--- START Raw records ---

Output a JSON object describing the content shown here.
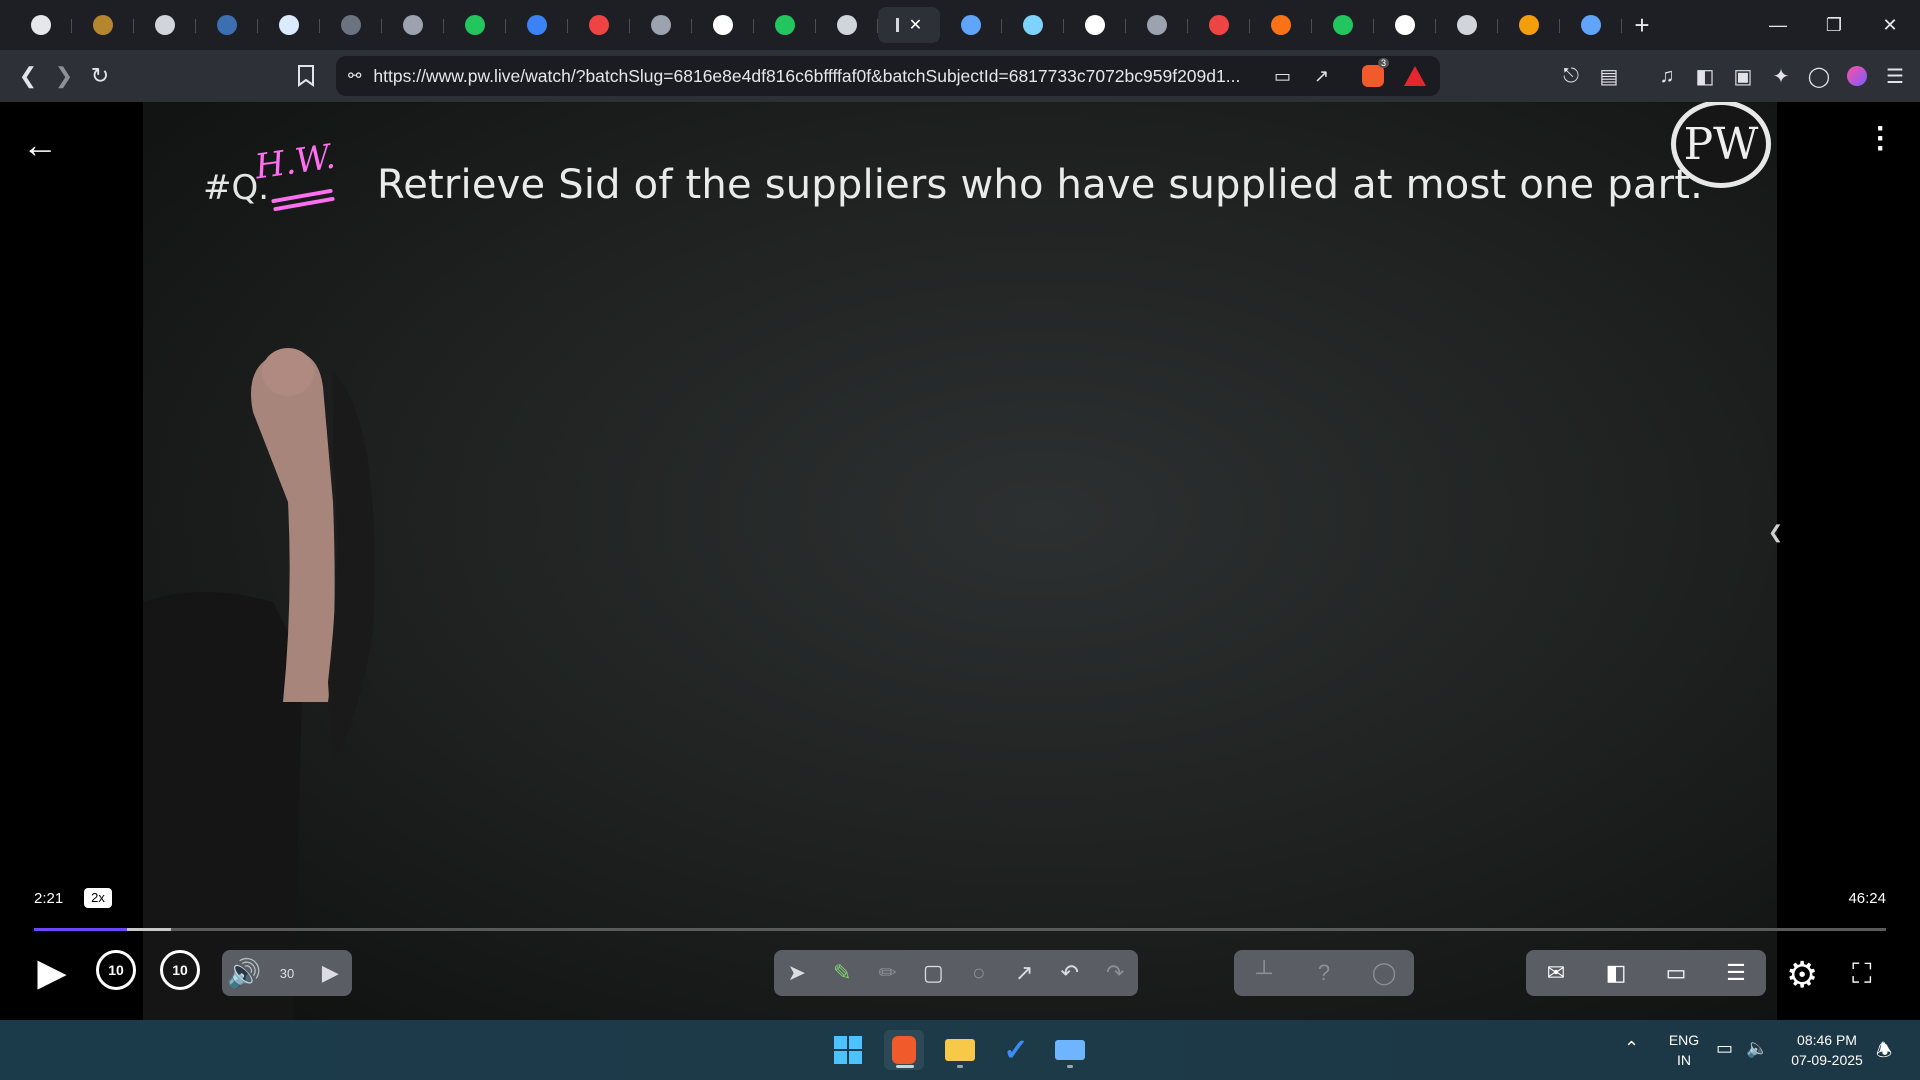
{
  "browser": {
    "tabs": [
      {
        "icon": "chatgpt-icon",
        "color": "#e5e7eb"
      },
      {
        "icon": "coin-icon",
        "color": "#b4872f"
      },
      {
        "icon": "globe-icon",
        "color": "#d1d5db"
      },
      {
        "icon": "sql-icon",
        "color": "#3b6fb0"
      },
      {
        "icon": "w3schools-icon",
        "color": "#dbeafe"
      },
      {
        "icon": "generic-icon",
        "color": "#6b7280"
      },
      {
        "icon": "profile-icon",
        "color": "#9ca3af"
      },
      {
        "icon": "whatsapp-icon",
        "color": "#22c55e"
      },
      {
        "icon": "bookmark-blue-icon",
        "color": "#3b82f6"
      },
      {
        "icon": "youtube-icon",
        "color": "#ef4444"
      },
      {
        "icon": "generic-icon",
        "color": "#9ca3af"
      },
      {
        "icon": "google-icon",
        "color": "#ffffff"
      },
      {
        "icon": "spotify-icon",
        "color": "#22c55e"
      },
      {
        "icon": "globe-icon",
        "color": "#d1d5db"
      },
      {
        "icon": "active-tab-icon",
        "color": "#d6d8de",
        "active": true
      },
      {
        "icon": "gemini-icon",
        "color": "#60a5fa"
      },
      {
        "icon": "chatgpt-icon",
        "color": "#7dd3fc"
      },
      {
        "icon": "google-icon",
        "color": "#ffffff"
      },
      {
        "icon": "monitor-icon",
        "color": "#9ca3af"
      },
      {
        "icon": "youtube-icon",
        "color": "#ef4444"
      },
      {
        "icon": "burger-icon",
        "color": "#f97316"
      },
      {
        "icon": "chart-icon",
        "color": "#22c55e"
      },
      {
        "icon": "wikipedia-icon",
        "color": "#ffffff"
      },
      {
        "icon": "globe-icon",
        "color": "#d1d5db"
      },
      {
        "icon": "india-flag-icon",
        "color": "#f59e0b"
      },
      {
        "icon": "gemini-icon",
        "color": "#60a5fa"
      }
    ],
    "url": "https://www.pw.live/watch/?batchSlug=6816e8e4df816c6bffffaf0f&batchSubjectId=6817733c7072bc959f209d1...",
    "brave_badge": "3"
  },
  "lecture": {
    "question_label": "#Q.",
    "handwritten_note": "H.W.",
    "question_text": "Retrieve Sid of the suppliers who have supplied at most one part.",
    "logo_text": "PW"
  },
  "player": {
    "current_time": "2:21",
    "speed": "2x",
    "total_time": "46:24",
    "progress": {
      "played": 0.05,
      "buffered": 0.074
    },
    "skip_back": "10",
    "skip_forward": "10",
    "playback_rate_icon": "30",
    "accent_color": "#6f45ff"
  },
  "taskbar": {
    "lang_primary": "ENG",
    "lang_secondary": "IN",
    "time": "08:46 PM",
    "date": "07-09-2025"
  }
}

--- END Raw records ---

* Problem to work on
Make an exact copy of the data, leaving its pictures out.

* Written answer
Output a JSON object describing the content shown here.
{
  "browser": {
    "tabs": [
      {
        "icon": "chatgpt-icon",
        "color": "#e5e7eb"
      },
      {
        "icon": "coin-icon",
        "color": "#b4872f"
      },
      {
        "icon": "globe-icon",
        "color": "#d1d5db"
      },
      {
        "icon": "sql-icon",
        "color": "#3b6fb0"
      },
      {
        "icon": "w3schools-icon",
        "color": "#dbeafe"
      },
      {
        "icon": "generic-icon",
        "color": "#6b7280"
      },
      {
        "icon": "profile-icon",
        "color": "#9ca3af"
      },
      {
        "icon": "whatsapp-icon",
        "color": "#22c55e"
      },
      {
        "icon": "bookmark-blue-icon",
        "color": "#3b82f6"
      },
      {
        "icon": "youtube-icon",
        "color": "#ef4444"
      },
      {
        "icon": "generic-icon",
        "color": "#9ca3af"
      },
      {
        "icon": "google-icon",
        "color": "#ffffff"
      },
      {
        "icon": "spotify-icon",
        "color": "#22c55e"
      },
      {
        "icon": "globe-icon",
        "color": "#d1d5db"
      },
      {
        "icon": "active-tab-icon",
        "color": "#d6d8de",
        "active": true
      },
      {
        "icon": "gemini-icon",
        "color": "#60a5fa"
      },
      {
        "icon": "chatgpt-icon",
        "color": "#7dd3fc"
      },
      {
        "icon": "google-icon",
        "color": "#ffffff"
      },
      {
        "icon": "monitor-icon",
        "color": "#9ca3af"
      },
      {
        "icon": "youtube-icon",
        "color": "#ef4444"
      },
      {
        "icon": "burger-icon",
        "color": "#f97316"
      },
      {
        "icon": "chart-icon",
        "color": "#22c55e"
      },
      {
        "icon": "wikipedia-icon",
        "color": "#ffffff"
      },
      {
        "icon": "globe-icon",
        "color": "#d1d5db"
      },
      {
        "icon": "india-flag-icon",
        "color": "#f59e0b"
      },
      {
        "icon": "gemini-icon",
        "color": "#60a5fa"
      }
    ],
    "url": "https://www.pw.live/watch/?batchSlug=6816e8e4df816c6bffffaf0f&batchSubjectId=6817733c7072bc959f209d1...",
    "brave_badge": "3"
  },
  "lecture": {
    "question_label": "#Q.",
    "handwritten_note": "H.W.",
    "question_text": "Retrieve Sid of the suppliers who have supplied at most one part.",
    "logo_text": "PW"
  },
  "player": {
    "current_time": "2:21",
    "speed": "2x",
    "total_time": "46:24",
    "progress": {
      "played": 0.05,
      "buffered": 0.074
    },
    "skip_back": "10",
    "skip_forward": "10",
    "playback_rate_icon": "30",
    "accent_color": "#6f45ff"
  },
  "taskbar": {
    "lang_primary": "ENG",
    "lang_secondary": "IN",
    "time": "08:46 PM",
    "date": "07-09-2025"
  }
}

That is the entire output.